▸ What you should do: Reproduce exactly the entries from the "What data populates" line to the end. Skip all pictures.

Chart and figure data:
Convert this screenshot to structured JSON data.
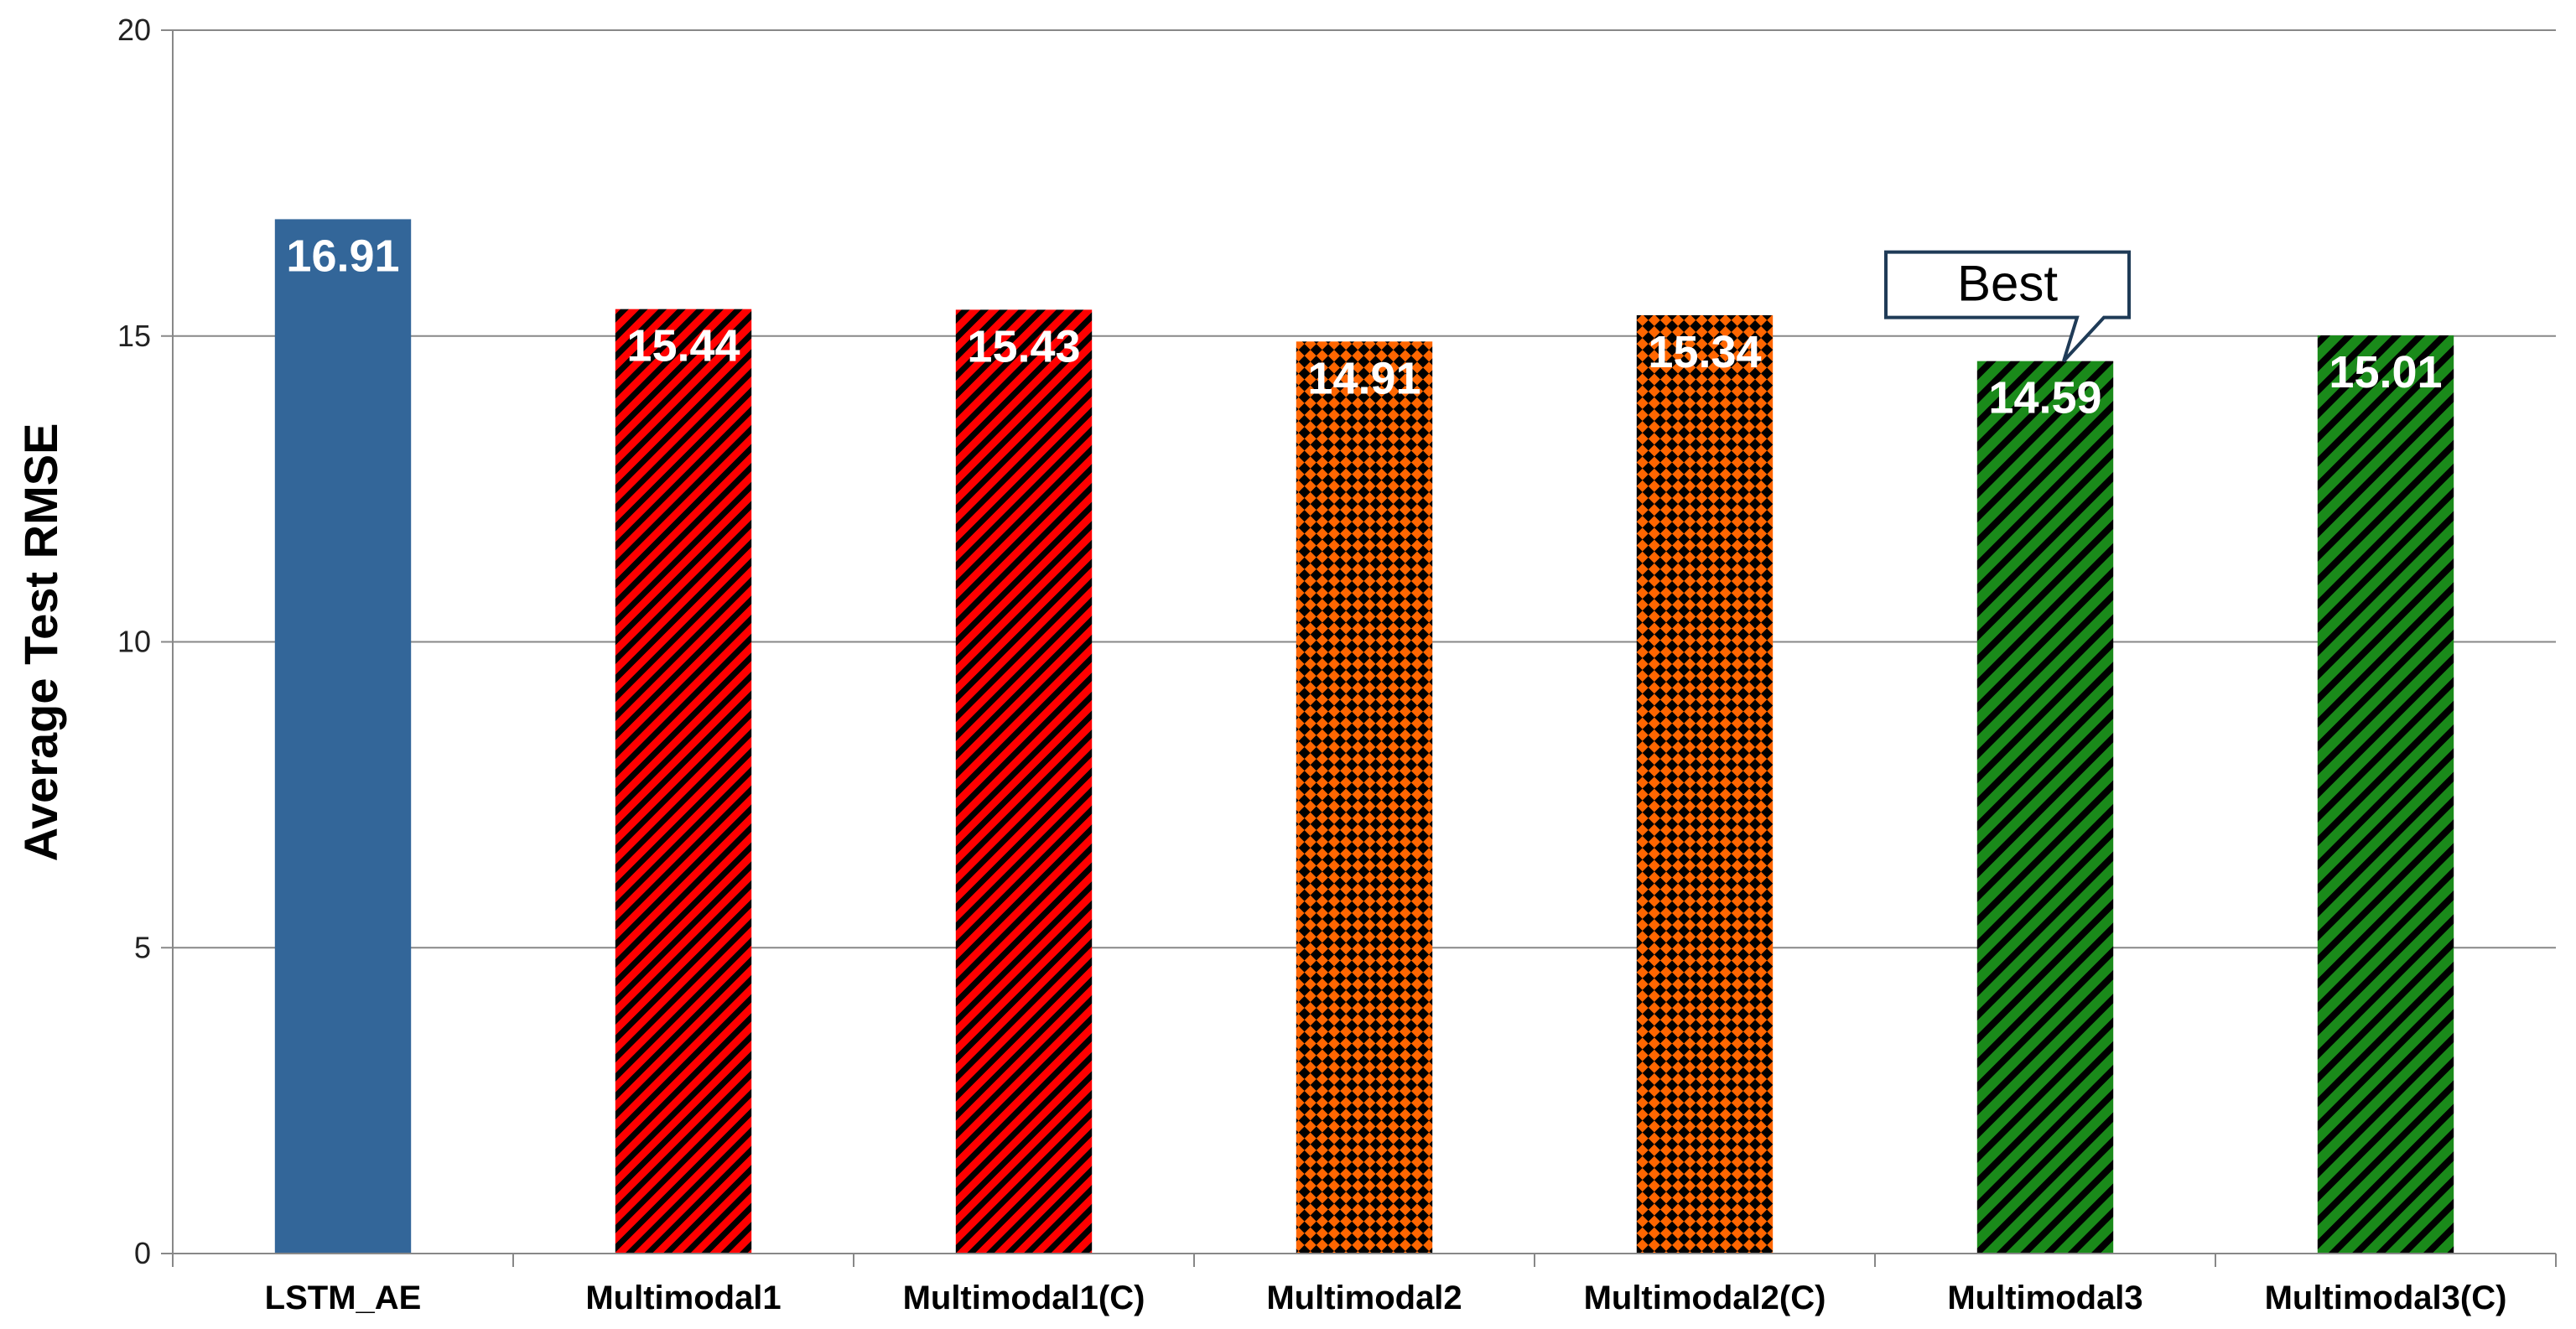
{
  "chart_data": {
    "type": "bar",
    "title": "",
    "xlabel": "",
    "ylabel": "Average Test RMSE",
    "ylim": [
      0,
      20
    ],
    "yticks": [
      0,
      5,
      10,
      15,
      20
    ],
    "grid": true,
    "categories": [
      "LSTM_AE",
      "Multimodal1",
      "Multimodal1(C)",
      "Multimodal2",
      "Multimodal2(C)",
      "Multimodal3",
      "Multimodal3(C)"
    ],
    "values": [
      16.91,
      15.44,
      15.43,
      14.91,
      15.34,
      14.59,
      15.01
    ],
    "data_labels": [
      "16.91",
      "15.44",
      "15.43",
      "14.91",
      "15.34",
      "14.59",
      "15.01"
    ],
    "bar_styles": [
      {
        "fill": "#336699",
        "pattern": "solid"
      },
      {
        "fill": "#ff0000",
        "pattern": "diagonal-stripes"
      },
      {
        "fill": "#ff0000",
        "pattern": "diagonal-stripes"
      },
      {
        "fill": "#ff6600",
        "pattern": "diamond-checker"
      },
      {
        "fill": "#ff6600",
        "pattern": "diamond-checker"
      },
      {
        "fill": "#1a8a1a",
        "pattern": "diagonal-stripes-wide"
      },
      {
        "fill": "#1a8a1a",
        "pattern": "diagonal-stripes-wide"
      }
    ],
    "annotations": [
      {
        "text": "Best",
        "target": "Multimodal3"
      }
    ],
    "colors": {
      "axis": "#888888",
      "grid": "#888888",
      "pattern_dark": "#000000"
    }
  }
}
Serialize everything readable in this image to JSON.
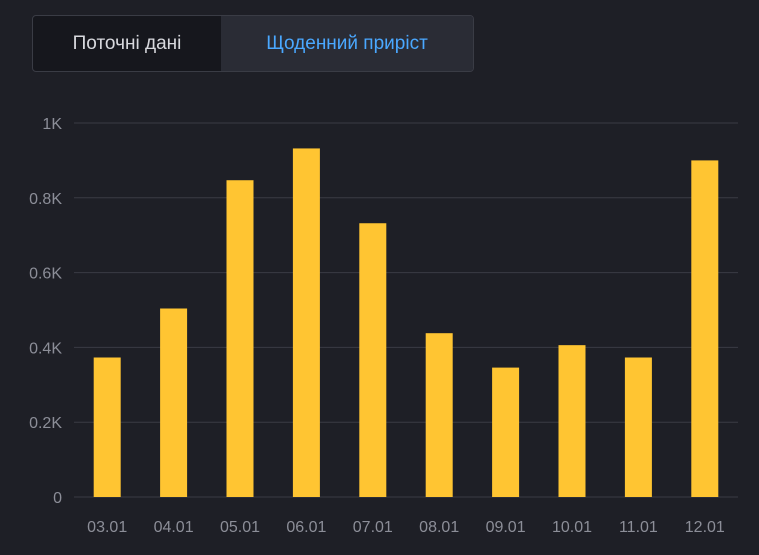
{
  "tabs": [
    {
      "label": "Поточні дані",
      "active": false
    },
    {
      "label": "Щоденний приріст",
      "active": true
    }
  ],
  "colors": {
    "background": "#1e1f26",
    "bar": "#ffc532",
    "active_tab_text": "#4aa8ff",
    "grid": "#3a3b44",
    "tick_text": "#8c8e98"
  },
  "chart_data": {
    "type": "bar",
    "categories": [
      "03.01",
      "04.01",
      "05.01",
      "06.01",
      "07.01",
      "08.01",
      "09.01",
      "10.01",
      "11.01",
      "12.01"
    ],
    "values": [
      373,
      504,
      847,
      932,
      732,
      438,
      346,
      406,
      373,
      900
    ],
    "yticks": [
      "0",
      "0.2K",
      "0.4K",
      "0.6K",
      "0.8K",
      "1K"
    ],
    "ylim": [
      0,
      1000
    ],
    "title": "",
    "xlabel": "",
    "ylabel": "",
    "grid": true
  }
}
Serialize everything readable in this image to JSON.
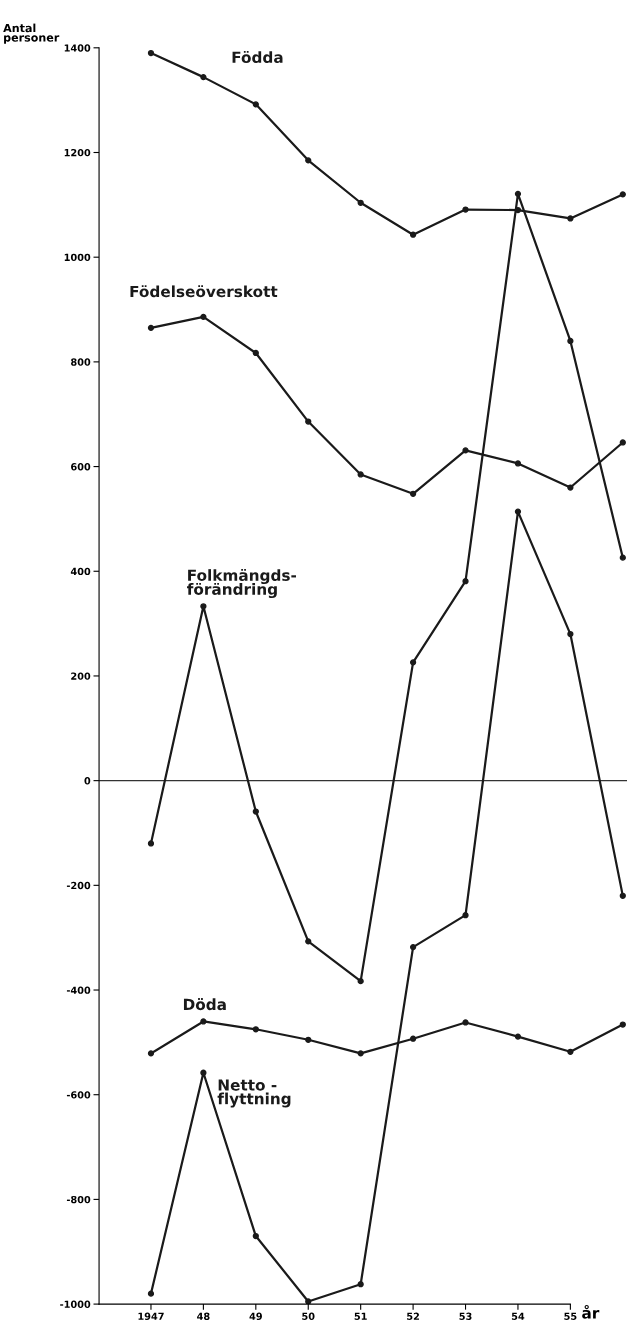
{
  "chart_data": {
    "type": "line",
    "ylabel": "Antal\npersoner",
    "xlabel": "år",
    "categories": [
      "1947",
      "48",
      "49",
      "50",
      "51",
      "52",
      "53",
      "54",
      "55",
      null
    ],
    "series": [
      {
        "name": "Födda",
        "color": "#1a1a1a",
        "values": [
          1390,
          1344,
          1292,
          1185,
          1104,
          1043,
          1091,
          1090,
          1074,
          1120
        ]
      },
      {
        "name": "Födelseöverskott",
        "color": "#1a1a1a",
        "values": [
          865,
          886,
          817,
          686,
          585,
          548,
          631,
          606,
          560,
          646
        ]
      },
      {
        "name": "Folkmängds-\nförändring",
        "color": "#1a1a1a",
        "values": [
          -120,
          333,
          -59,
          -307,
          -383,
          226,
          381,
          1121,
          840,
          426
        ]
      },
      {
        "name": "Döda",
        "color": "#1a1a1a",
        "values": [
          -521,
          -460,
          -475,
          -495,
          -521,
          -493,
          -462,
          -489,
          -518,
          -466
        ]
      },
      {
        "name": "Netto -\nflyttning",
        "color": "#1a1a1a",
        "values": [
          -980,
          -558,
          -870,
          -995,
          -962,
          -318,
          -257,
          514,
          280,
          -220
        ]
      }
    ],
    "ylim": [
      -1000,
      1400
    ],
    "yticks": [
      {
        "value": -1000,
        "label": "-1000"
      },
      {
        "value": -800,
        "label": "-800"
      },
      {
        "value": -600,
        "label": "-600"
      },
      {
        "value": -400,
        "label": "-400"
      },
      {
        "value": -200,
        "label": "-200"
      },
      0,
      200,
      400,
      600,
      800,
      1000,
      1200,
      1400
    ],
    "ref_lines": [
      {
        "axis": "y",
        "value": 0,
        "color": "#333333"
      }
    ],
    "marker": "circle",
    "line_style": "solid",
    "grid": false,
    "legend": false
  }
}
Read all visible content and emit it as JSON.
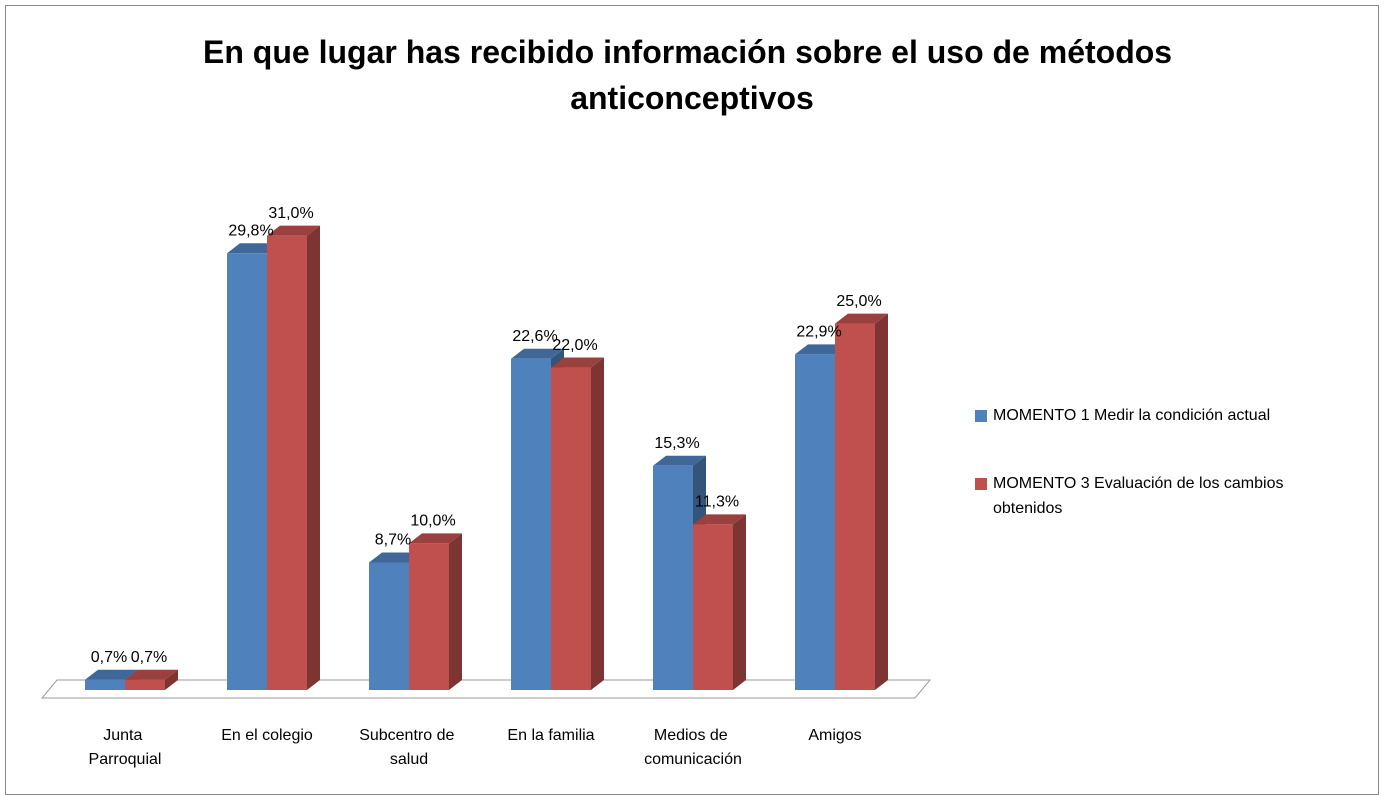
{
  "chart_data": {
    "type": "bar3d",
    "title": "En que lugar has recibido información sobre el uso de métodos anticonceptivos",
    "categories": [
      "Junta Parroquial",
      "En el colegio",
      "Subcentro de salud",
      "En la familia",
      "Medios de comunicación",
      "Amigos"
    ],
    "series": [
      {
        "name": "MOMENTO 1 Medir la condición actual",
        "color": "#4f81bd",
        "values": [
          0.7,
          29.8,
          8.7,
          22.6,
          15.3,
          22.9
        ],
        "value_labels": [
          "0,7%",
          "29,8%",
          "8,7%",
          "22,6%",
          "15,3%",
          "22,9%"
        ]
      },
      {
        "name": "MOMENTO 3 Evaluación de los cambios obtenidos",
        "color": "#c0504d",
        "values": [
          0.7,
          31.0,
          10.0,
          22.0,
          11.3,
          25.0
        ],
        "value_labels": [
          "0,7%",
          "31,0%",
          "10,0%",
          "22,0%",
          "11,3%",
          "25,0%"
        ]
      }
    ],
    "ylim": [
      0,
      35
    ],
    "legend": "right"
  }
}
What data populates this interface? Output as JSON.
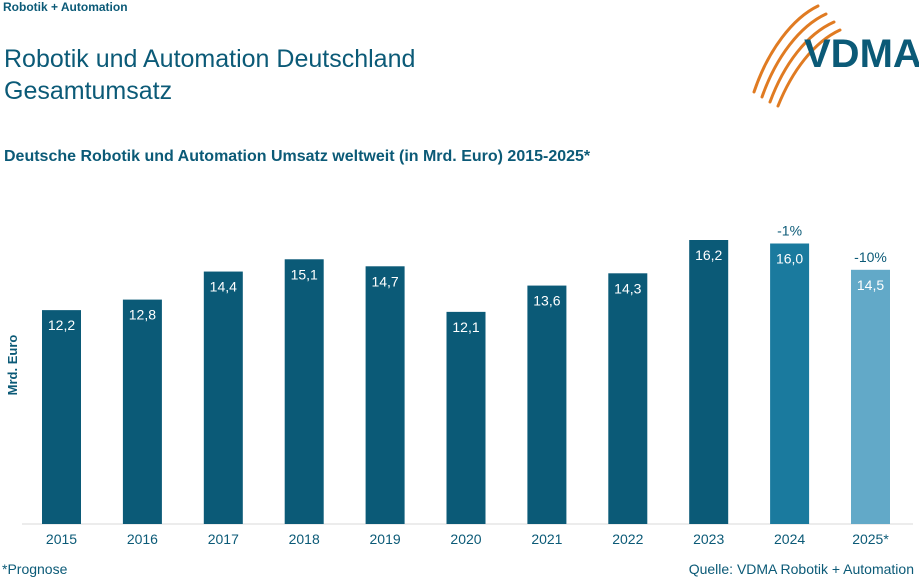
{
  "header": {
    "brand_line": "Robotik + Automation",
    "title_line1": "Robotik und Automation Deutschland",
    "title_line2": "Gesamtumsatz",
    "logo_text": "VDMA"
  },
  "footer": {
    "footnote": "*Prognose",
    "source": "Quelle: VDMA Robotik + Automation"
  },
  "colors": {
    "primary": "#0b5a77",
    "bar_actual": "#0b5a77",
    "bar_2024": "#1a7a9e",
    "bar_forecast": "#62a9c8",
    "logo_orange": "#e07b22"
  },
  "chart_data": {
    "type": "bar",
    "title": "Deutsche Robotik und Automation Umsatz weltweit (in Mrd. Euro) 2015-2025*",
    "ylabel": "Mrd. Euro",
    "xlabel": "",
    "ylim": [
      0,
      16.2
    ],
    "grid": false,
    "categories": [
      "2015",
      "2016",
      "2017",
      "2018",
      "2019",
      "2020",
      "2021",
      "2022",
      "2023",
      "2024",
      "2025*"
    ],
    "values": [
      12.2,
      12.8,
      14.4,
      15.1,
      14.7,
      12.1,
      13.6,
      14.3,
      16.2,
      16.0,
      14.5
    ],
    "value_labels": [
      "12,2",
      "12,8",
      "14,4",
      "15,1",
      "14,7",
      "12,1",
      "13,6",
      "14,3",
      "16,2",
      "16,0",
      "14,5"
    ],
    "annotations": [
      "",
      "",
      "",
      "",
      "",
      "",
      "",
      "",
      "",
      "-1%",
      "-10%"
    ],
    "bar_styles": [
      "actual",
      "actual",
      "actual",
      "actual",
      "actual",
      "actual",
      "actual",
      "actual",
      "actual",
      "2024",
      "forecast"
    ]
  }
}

▸ Result below:
What data populates this interface? Output as JSON.
{
  "header": {
    "brand_line": "Robotik + Automation",
    "title_line1": "Robotik und Automation Deutschland",
    "title_line2": "Gesamtumsatz",
    "logo_text": "VDMA"
  },
  "footer": {
    "footnote": "*Prognose",
    "source": "Quelle: VDMA Robotik + Automation"
  },
  "colors": {
    "primary": "#0b5a77",
    "bar_actual": "#0b5a77",
    "bar_2024": "#1a7a9e",
    "bar_forecast": "#62a9c8",
    "logo_orange": "#e07b22"
  },
  "chart_data": {
    "type": "bar",
    "title": "Deutsche Robotik und Automation Umsatz weltweit (in Mrd. Euro) 2015-2025*",
    "ylabel": "Mrd. Euro",
    "xlabel": "",
    "ylim": [
      0,
      16.2
    ],
    "grid": false,
    "categories": [
      "2015",
      "2016",
      "2017",
      "2018",
      "2019",
      "2020",
      "2021",
      "2022",
      "2023",
      "2024",
      "2025*"
    ],
    "values": [
      12.2,
      12.8,
      14.4,
      15.1,
      14.7,
      12.1,
      13.6,
      14.3,
      16.2,
      16.0,
      14.5
    ],
    "value_labels": [
      "12,2",
      "12,8",
      "14,4",
      "15,1",
      "14,7",
      "12,1",
      "13,6",
      "14,3",
      "16,2",
      "16,0",
      "14,5"
    ],
    "annotations": [
      "",
      "",
      "",
      "",
      "",
      "",
      "",
      "",
      "",
      "-1%",
      "-10%"
    ],
    "bar_styles": [
      "actual",
      "actual",
      "actual",
      "actual",
      "actual",
      "actual",
      "actual",
      "actual",
      "actual",
      "2024",
      "forecast"
    ]
  }
}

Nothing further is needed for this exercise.